* Saved data entries
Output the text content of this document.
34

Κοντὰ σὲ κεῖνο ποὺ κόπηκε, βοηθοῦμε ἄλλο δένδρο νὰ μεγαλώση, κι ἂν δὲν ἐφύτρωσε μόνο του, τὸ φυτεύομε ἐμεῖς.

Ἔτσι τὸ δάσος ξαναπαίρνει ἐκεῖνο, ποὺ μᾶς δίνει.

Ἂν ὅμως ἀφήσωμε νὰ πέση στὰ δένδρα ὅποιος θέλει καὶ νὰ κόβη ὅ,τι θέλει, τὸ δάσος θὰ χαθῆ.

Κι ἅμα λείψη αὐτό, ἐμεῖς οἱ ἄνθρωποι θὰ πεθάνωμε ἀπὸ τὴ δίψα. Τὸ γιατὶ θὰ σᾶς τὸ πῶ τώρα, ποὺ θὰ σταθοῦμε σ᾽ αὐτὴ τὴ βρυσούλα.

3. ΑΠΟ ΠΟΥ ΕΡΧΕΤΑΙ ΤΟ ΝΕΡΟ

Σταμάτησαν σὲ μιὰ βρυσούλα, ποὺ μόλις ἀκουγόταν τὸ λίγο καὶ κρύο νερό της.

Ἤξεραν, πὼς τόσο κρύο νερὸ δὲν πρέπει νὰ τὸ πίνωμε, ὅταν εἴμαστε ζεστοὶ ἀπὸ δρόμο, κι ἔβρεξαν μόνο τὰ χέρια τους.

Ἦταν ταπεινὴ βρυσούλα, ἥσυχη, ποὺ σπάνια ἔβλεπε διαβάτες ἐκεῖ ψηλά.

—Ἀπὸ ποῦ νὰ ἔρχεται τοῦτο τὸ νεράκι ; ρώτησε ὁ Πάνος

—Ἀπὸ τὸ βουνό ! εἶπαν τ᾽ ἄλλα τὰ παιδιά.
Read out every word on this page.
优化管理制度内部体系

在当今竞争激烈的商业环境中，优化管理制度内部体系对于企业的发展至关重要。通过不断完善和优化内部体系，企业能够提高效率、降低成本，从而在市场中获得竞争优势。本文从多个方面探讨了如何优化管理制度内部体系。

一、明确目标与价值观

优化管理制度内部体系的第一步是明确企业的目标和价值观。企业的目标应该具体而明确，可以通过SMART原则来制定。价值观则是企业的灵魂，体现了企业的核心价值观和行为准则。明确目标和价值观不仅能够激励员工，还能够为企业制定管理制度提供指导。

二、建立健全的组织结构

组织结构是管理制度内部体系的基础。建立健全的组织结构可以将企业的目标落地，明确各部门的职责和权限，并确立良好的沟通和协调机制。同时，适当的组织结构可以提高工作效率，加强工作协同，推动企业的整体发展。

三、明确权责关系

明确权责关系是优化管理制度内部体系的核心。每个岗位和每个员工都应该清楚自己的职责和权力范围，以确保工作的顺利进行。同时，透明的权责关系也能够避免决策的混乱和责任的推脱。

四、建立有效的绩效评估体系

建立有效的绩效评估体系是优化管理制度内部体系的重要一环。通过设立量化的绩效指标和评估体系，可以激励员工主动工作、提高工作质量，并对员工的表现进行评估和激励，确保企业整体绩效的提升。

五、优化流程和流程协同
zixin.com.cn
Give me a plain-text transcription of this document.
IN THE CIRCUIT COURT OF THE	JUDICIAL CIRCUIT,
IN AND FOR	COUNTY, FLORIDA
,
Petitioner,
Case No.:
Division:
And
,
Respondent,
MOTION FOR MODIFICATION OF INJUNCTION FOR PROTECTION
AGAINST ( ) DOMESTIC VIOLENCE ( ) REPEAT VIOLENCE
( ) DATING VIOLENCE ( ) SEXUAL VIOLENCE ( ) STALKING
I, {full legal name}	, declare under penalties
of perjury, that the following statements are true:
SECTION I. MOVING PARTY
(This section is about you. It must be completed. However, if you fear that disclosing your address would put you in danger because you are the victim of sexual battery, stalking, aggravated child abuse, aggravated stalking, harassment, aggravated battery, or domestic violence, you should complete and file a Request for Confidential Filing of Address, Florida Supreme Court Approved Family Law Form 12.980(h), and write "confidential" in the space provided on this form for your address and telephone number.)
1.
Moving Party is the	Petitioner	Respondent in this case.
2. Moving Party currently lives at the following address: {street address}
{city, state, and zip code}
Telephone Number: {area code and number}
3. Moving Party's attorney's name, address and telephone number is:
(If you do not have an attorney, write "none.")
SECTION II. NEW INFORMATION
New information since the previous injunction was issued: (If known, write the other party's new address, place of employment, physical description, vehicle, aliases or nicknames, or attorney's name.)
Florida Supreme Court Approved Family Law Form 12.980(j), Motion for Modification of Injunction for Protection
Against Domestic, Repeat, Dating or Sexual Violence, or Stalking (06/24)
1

* Work to be completed
Can you give every line above again, exactly as written?

* Solution below
Output the text content of this document.
34

Κοντὰ σὲ κεῖνο ποὺ κόπηκε, βοηθοῦμε ἄλλο δένδρο νὰ μεγαλώση, κι ἂν δὲν ἐφύτρωσε μόνο του, τὸ φυτεύομε ἐμεῖς.

Ἔτσι τὸ δάσος ξαναπαίρνει ἐκεῖνο, ποὺ μᾶς δίνει.

Ἂν ὅμως ἀφήσωμε νὰ πέση στὰ δένδρα ὅποιος θέλει καὶ νὰ κόβη ὅ,τι θέλει, τὸ δάσος θὰ χαθῆ.

Κι ἅμα λείψη αὐτό, ἐμεῖς οἱ ἄνθρωποι θὰ πεθάνωμε ἀπὸ τὴ δίψα. Τὸ γιατὶ θὰ σᾶς τὸ πῶ τώρα, ποὺ θὰ σταθοῦμε σ᾽ αὐτὴ τὴ βρυσούλα.

3. ΑΠΟ ΠΟΥ ΕΡΧΕΤΑΙ ΤΟ ΝΕΡΟ

Σταμάτησαν σὲ μιὰ βρυσούλα, ποὺ μόλις ἀκουγόταν τὸ λίγο καὶ κρύο νερό της.

Ἤξεραν, πὼς τόσο κρύο νερὸ δὲν πρέπει νὰ τὸ πίνωμε, ὅταν εἴμαστε ζεστοὶ ἀπὸ δρόμο, κι ἔβρεξαν μόνο τὰ χέρια τους.

Ἦταν ταπεινὴ βρυσούλα, ἥσυχη, ποὺ σπάνια ἔβλεπε διαβάτες ἐκεῖ ψηλά.

—Ἀπὸ ποῦ νὰ ἔρχεται τοῦτο τὸ νεράκι ; ρώτησε ὁ Πάνος

—Ἀπὸ τὸ βουνό ! εἶπαν τ᾽ ἄλλα τὰ παιδιά.
Read out every word on this page.
优化管理制度内部体系

在当今竞争激烈的商业环境中，优化管理制度内部体系对于企业的发展至关重要。通过不断完善和优化内部体系，企业能够提高效率、降低成本，从而在市场中获得竞争优势。本文从多个方面探讨了如何优化管理制度内部体系。

一、明确目标与价值观

优化管理制度内部体系的第一步是明确企业的目标和价值观。企业的目标应该具体而明确，可以通过SMART原则来制定。价值观则是企业的灵魂，体现了企业的核心价值观和行为准则。明确目标和价值观不仅能够激励员工，还能够为企业制定管理制度提供指导。

二、建立健全的组织结构

组织结构是管理制度内部体系的基础。建立健全的组织结构可以将企业的目标落地，明确各部门的职责和权限，并确立良好的沟通和协调机制。同时，适当的组织结构可以提高工作效率，加强工作协同，推动企业的整体发展。

三、明确权责关系

明确权责关系是优化管理制度内部体系的核心。每个岗位和每个员工都应该清楚自己的职责和权力范围，以确保工作的顺利进行。同时，透明的权责关系也能够避免决策的混乱和责任的推脱。

四、建立有效的绩效评估体系

建立有效的绩效评估体系是优化管理制度内部体系的重要一环。通过设立量化的绩效指标和评估体系，可以激励员工主动工作、提高工作质量，并对员工的表现进行评估和激励，确保企业整体绩效的提升。

五、优化流程和流程协同
zixin.com.cn
Give me a plain-text transcription of this document.
IN THE CIRCUIT COURT OF THE	JUDICIAL CIRCUIT,
IN AND FOR	COUNTY, FLORIDA
,
Petitioner,
Case No.:
Division:
And
,
Respondent,
MOTION FOR MODIFICATION OF INJUNCTION FOR PROTECTION
AGAINST ( ) DOMESTIC VIOLENCE ( ) REPEAT VIOLENCE
( ) DATING VIOLENCE ( ) SEXUAL VIOLENCE ( ) STALKING
I, {full legal name}	, declare under penalties
of perjury, that the following statements are true:
SECTION I. MOVING PARTY
(This section is about you. It must be completed. However, if you fear that disclosing your address would put you in danger because you are the victim of sexual battery, stalking, aggravated child abuse, aggravated stalking, harassment, aggravated battery, or domestic violence, you should complete and file a Request for Confidential Filing of Address, Florida Supreme Court Approved Family Law Form 12.980(h), and write "confidential" in the space provided on this form for your address and telephone number.)
1.
Moving Party is the	Petitioner	Respondent in this case.
2. Moving Party currently lives at the following address: {street address}
{city, state, and zip code}
Telephone Number: {area code and number}
3. Moving Party's attorney's name, address and telephone number is:
(If you do not have an attorney, write "none.")
SECTION II. NEW INFORMATION
New information since the previous injunction was issued: (If known, write the other party's new address, place of employment, physical description, vehicle, aliases or nicknames, or attorney's name.)
Florida Supreme Court Approved Family Law Form 12.980(j), Motion for Modification of Injunction for Protection
Against Domestic, Repeat, Dating or Sexual Violence, or Stalking (06/24)
1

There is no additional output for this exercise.